Short problem:
Copy out each line in the material below that has the word "this".

(Items listed in a dataset)

▶

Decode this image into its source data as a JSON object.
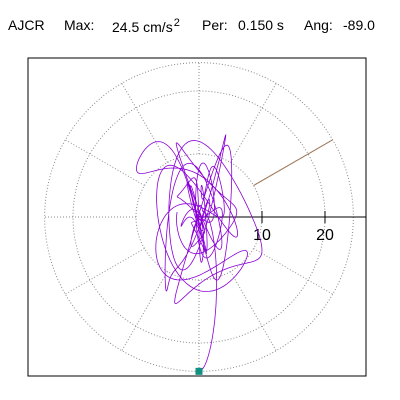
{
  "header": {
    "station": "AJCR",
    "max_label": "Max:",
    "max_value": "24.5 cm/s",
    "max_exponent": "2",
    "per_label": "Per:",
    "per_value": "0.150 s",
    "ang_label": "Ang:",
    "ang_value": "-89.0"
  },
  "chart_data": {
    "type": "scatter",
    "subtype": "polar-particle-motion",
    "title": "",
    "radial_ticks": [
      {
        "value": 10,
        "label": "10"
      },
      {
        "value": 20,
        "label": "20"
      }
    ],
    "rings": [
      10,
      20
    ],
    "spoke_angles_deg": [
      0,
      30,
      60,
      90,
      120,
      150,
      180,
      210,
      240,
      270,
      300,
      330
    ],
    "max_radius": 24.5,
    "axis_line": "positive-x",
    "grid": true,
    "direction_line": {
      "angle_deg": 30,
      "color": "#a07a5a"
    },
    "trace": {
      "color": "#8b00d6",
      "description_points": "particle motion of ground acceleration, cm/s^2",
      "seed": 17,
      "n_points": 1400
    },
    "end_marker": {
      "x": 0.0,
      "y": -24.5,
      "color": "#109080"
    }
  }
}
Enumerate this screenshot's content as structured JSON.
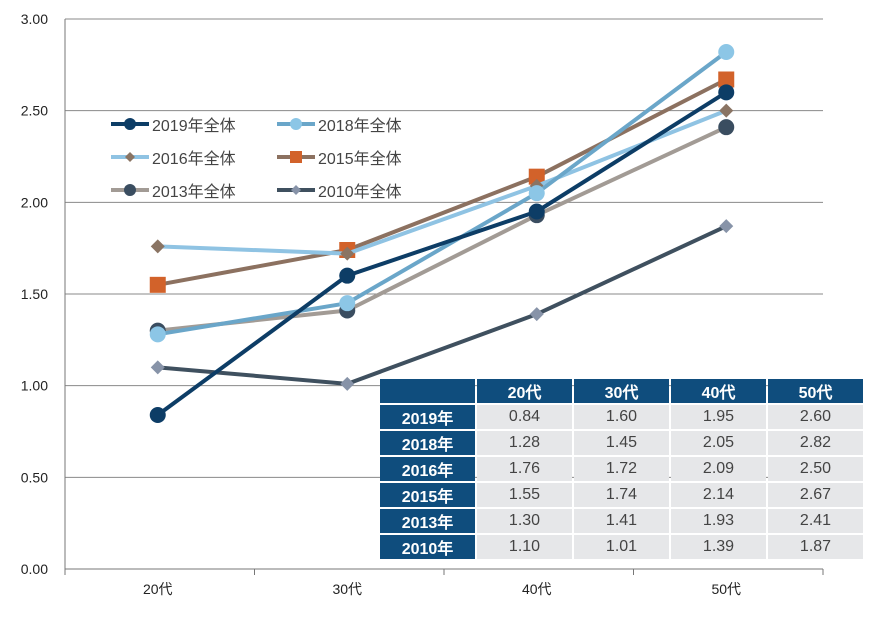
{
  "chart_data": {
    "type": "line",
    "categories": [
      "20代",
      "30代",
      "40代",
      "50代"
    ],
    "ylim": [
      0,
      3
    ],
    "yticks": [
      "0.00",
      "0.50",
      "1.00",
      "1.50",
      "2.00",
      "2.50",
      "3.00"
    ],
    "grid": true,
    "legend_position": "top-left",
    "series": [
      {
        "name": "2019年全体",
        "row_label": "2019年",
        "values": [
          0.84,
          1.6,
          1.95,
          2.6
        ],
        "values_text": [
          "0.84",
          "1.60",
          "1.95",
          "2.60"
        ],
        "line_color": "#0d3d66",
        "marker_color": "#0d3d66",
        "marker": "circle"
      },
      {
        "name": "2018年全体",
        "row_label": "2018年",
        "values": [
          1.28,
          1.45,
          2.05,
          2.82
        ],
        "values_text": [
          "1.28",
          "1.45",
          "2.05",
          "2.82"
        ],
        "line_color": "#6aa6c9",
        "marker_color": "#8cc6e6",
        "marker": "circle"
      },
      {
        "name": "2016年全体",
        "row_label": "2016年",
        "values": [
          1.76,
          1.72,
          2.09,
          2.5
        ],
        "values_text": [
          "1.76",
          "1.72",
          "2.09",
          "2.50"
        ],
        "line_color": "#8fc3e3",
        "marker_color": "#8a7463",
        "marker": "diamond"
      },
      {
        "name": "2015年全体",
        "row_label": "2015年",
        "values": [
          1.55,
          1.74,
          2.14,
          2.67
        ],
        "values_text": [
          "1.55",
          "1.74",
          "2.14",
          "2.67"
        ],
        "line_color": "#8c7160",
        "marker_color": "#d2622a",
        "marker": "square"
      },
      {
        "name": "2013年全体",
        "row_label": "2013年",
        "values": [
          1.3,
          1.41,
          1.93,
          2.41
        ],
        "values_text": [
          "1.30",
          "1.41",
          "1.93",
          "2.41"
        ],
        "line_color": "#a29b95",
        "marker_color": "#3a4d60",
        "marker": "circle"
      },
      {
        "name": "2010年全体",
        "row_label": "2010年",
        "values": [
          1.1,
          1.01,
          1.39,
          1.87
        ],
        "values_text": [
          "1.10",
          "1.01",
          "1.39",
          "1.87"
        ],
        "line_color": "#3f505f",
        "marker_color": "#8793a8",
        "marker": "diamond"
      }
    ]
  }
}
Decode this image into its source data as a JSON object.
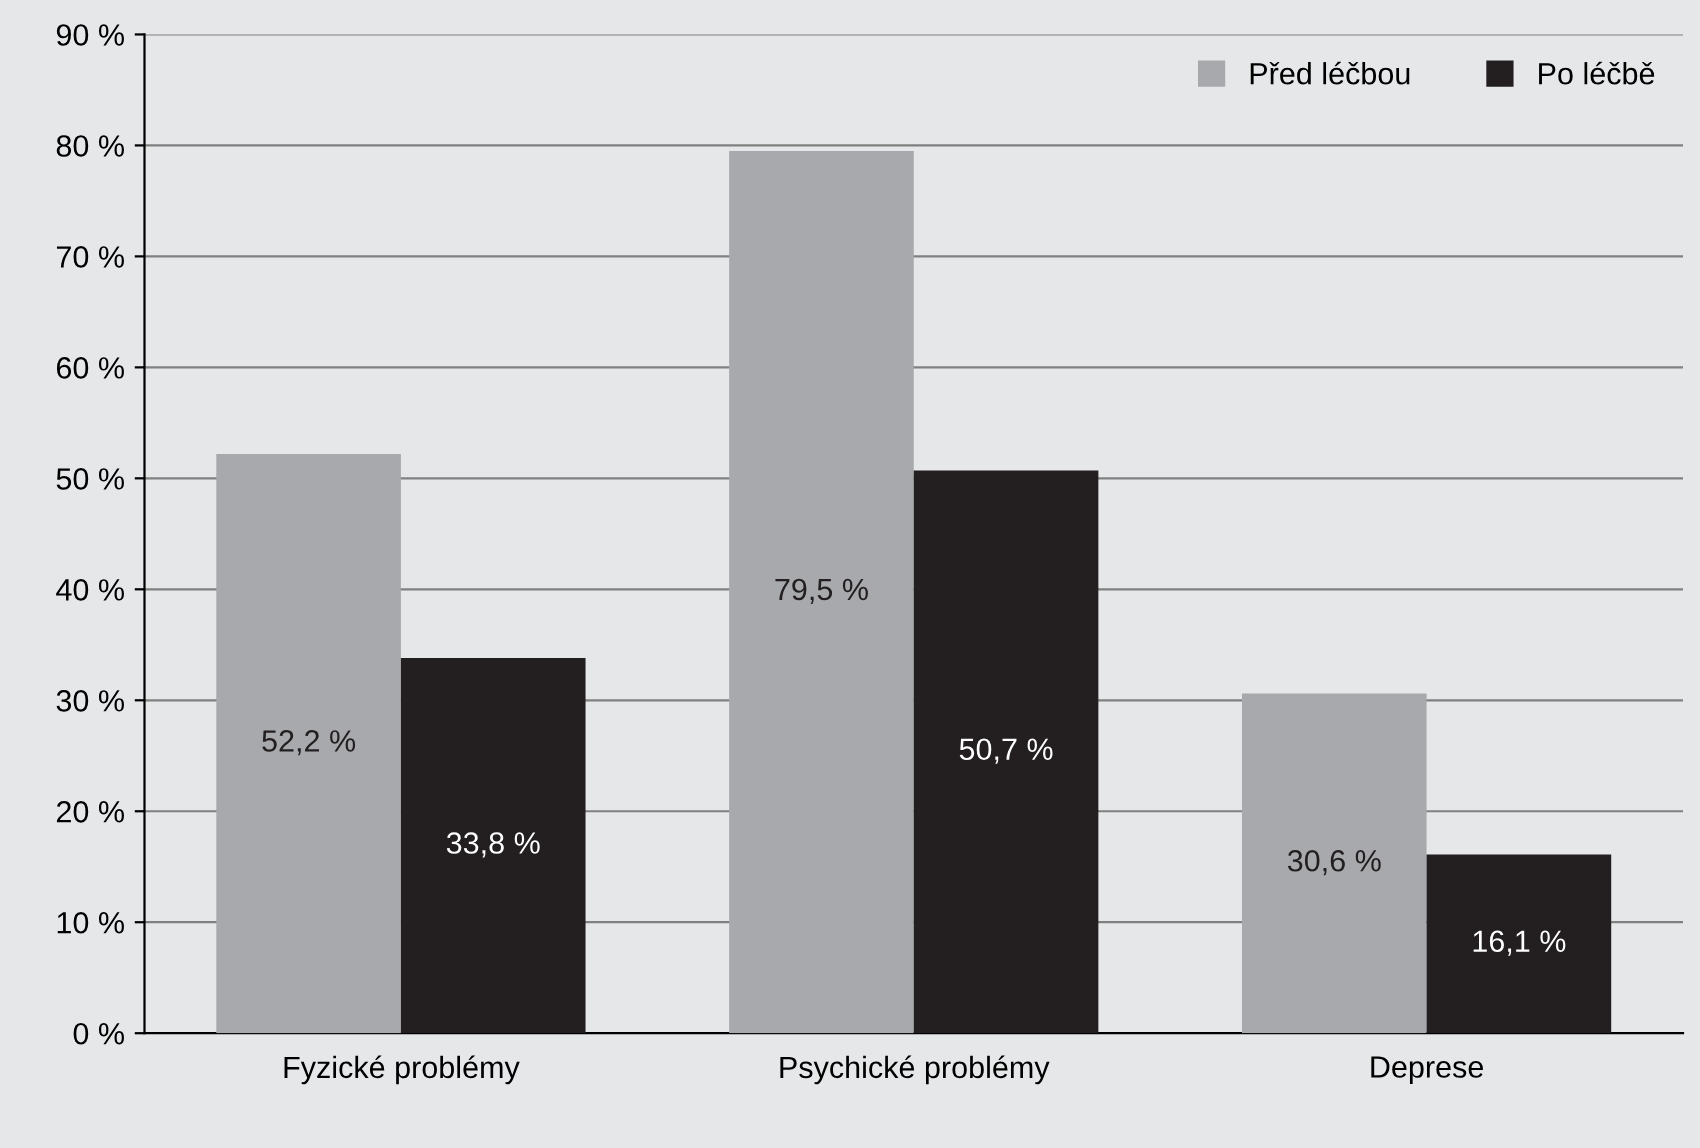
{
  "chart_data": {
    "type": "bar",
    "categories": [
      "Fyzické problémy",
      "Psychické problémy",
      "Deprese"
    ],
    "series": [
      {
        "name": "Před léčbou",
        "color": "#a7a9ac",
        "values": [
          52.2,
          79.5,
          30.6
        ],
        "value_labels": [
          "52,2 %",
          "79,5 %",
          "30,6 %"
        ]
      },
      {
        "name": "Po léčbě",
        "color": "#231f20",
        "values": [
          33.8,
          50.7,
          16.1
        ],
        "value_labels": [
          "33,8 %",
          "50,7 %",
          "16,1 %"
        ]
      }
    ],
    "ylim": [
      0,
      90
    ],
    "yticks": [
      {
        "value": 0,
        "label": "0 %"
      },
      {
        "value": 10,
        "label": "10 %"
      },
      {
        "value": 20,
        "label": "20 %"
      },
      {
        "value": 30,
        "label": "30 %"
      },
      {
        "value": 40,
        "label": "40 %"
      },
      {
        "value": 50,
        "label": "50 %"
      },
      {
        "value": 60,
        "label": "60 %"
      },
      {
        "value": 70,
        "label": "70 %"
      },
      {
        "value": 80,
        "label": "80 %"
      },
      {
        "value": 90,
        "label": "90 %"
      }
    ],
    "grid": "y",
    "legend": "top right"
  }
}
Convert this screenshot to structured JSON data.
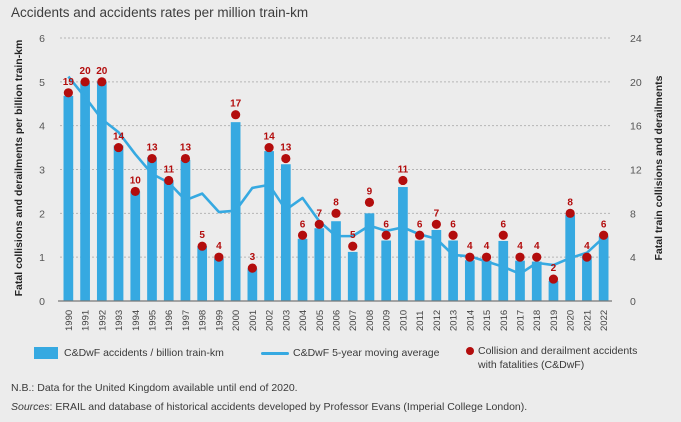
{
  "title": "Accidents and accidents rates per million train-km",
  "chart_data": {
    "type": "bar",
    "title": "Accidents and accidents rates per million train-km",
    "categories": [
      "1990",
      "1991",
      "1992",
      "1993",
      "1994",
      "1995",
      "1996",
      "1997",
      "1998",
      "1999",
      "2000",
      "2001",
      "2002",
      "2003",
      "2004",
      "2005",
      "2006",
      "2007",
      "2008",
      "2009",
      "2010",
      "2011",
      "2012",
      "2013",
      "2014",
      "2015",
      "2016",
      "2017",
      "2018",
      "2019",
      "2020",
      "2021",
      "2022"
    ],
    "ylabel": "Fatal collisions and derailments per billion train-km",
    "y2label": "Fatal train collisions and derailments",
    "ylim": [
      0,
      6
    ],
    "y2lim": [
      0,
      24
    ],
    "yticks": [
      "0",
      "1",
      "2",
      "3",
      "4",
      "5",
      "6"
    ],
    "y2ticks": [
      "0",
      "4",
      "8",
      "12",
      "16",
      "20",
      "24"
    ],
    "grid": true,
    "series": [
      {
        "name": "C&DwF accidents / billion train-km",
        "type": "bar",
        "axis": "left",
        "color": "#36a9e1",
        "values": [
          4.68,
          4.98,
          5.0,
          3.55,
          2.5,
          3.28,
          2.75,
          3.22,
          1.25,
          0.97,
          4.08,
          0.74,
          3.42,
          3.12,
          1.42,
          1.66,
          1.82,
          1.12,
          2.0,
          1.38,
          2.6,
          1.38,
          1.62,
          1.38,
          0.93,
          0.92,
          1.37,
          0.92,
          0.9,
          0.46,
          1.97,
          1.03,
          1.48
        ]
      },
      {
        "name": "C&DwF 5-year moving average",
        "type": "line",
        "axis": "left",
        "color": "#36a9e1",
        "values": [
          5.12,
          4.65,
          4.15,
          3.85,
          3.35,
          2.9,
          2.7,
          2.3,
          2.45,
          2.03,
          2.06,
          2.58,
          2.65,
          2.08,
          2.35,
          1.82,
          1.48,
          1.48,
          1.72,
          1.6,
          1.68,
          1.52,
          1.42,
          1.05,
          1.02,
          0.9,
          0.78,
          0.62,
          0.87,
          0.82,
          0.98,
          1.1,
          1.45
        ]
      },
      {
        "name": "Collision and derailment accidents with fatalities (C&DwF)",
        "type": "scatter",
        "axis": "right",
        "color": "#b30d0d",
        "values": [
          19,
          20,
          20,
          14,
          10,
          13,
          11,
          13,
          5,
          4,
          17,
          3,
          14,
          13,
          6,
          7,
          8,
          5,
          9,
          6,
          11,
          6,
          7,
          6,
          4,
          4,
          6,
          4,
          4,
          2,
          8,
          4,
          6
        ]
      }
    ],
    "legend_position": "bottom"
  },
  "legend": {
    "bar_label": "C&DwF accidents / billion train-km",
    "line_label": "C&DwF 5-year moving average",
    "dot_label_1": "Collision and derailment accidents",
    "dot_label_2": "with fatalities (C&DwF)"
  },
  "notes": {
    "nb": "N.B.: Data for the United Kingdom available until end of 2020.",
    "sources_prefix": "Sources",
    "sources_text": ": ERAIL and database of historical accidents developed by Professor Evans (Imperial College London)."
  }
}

◀

Expected output:
Decode this image into its source data as a JSON object.
Enumerate this screenshot's content as structured JSON.
Decode this image into its source data as a JSON object.
Convert this screenshot to structured JSON data.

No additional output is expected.